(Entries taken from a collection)
------------

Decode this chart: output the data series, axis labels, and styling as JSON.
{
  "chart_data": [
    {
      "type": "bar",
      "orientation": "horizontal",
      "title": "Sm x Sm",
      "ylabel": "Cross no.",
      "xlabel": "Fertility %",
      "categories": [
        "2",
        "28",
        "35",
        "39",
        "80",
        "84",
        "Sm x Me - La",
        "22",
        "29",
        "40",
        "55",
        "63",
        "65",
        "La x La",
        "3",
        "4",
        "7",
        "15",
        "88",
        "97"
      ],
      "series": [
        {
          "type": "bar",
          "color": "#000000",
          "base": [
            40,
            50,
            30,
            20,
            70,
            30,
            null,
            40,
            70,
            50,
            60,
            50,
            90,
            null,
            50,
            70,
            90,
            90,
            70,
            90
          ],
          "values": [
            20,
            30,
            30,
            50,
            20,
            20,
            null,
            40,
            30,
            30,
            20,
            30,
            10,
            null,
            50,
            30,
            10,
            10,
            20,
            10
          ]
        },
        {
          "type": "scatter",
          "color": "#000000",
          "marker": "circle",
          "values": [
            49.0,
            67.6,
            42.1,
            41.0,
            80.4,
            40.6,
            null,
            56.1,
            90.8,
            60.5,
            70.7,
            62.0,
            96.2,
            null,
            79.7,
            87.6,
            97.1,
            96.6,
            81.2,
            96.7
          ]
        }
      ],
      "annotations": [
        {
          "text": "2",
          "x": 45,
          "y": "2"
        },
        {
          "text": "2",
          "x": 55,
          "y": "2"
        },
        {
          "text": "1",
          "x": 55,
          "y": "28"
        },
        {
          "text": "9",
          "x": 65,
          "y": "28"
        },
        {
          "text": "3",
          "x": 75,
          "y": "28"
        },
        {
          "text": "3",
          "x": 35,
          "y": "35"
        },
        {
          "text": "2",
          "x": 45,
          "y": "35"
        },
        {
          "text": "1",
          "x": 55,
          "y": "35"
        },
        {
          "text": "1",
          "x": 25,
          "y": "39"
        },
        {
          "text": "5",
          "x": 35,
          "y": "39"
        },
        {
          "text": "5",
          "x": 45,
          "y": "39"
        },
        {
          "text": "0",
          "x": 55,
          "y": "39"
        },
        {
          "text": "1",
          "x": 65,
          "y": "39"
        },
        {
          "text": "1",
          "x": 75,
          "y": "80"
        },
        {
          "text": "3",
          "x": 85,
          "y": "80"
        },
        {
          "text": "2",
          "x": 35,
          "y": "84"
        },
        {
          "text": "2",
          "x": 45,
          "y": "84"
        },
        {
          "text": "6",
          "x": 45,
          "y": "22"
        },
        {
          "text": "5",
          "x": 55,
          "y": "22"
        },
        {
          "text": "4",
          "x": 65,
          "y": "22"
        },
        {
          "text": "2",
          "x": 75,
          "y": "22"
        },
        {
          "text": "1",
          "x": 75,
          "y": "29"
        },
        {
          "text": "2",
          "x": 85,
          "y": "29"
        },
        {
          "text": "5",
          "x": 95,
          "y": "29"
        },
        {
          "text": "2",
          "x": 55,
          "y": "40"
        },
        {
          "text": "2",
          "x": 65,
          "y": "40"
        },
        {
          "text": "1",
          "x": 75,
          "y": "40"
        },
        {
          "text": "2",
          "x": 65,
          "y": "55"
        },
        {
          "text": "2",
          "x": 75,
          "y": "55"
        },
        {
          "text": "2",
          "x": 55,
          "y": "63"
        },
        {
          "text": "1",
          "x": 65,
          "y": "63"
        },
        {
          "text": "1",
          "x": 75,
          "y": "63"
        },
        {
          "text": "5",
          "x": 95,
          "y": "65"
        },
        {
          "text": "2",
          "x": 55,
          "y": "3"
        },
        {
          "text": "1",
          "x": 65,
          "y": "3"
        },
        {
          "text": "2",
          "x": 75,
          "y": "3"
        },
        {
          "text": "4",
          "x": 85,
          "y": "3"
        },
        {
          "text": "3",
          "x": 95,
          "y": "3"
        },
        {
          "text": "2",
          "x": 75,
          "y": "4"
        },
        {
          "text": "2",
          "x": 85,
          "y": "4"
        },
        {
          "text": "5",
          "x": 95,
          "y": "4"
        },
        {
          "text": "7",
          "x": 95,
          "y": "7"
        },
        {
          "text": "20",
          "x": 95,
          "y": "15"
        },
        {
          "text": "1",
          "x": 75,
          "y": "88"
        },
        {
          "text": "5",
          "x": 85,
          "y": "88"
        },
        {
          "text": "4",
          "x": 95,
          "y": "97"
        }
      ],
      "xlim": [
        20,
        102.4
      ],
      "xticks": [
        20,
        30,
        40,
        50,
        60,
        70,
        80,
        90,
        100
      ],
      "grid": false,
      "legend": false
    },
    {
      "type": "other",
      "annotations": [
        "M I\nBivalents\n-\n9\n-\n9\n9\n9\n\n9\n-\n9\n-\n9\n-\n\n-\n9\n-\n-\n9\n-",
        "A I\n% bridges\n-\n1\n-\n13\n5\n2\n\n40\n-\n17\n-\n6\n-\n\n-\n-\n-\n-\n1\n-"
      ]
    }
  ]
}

------------

**Set exercise**:
From the data above, work out how many lines contain the string "type" and reply with only the number.

**The response**:
4